Source records:
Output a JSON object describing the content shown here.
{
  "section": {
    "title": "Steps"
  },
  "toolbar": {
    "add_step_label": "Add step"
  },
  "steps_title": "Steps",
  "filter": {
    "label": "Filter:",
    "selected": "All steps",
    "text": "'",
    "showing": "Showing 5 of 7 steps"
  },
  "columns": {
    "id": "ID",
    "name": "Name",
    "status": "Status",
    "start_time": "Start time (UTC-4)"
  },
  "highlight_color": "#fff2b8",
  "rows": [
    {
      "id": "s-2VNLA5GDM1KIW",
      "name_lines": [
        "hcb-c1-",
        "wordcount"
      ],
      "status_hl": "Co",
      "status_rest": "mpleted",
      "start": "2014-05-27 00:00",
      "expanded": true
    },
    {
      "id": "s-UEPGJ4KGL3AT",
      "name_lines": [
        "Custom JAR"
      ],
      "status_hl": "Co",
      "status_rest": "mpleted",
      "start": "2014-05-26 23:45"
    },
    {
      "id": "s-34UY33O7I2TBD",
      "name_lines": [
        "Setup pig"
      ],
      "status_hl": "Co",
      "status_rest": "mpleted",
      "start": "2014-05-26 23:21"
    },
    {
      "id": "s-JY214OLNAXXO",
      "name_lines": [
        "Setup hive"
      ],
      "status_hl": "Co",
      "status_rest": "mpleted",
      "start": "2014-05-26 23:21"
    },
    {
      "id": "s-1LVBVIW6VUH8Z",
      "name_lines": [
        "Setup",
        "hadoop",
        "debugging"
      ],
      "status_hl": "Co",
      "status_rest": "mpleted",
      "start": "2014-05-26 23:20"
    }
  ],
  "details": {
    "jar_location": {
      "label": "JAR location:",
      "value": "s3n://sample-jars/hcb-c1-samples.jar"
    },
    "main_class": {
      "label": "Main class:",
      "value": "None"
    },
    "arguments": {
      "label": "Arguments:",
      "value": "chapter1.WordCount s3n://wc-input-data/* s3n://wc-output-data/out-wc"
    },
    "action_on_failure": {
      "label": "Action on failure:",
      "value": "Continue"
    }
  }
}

Stated problem: Please quote every record above exactly as it appears.

Worked answer:
Output a JSON object describing the content shown here.
{
  "section": {
    "title": "Steps"
  },
  "toolbar": {
    "add_step_label": "Add step"
  },
  "steps_title": "Steps",
  "filter": {
    "label": "Filter:",
    "selected": "All steps",
    "text": "'",
    "showing": "Showing 5 of 7 steps"
  },
  "columns": {
    "id": "ID",
    "name": "Name",
    "status": "Status",
    "start_time": "Start time (UTC-4)"
  },
  "highlight_color": "#fff2b8",
  "rows": [
    {
      "id": "s-2VNLA5GDM1KIW",
      "name_lines": [
        "hcb-c1-",
        "wordcount"
      ],
      "status_hl": "Co",
      "status_rest": "mpleted",
      "start": "2014-05-27 00:00",
      "expanded": true
    },
    {
      "id": "s-UEPGJ4KGL3AT",
      "name_lines": [
        "Custom JAR"
      ],
      "status_hl": "Co",
      "status_rest": "mpleted",
      "start": "2014-05-26 23:45"
    },
    {
      "id": "s-34UY33O7I2TBD",
      "name_lines": [
        "Setup pig"
      ],
      "status_hl": "Co",
      "status_rest": "mpleted",
      "start": "2014-05-26 23:21"
    },
    {
      "id": "s-JY214OLNAXXO",
      "name_lines": [
        "Setup hive"
      ],
      "status_hl": "Co",
      "status_rest": "mpleted",
      "start": "2014-05-26 23:21"
    },
    {
      "id": "s-1LVBVIW6VUH8Z",
      "name_lines": [
        "Setup",
        "hadoop",
        "debugging"
      ],
      "status_hl": "Co",
      "status_rest": "mpleted",
      "start": "2014-05-26 23:20"
    }
  ],
  "details": {
    "jar_location": {
      "label": "JAR location:",
      "value": "s3n://sample-jars/hcb-c1-samples.jar"
    },
    "main_class": {
      "label": "Main class:",
      "value": "None"
    },
    "arguments": {
      "label": "Arguments:",
      "value": "chapter1.WordCount s3n://wc-input-data/* s3n://wc-output-data/out-wc"
    },
    "action_on_failure": {
      "label": "Action on failure:",
      "value": "Continue"
    }
  }
}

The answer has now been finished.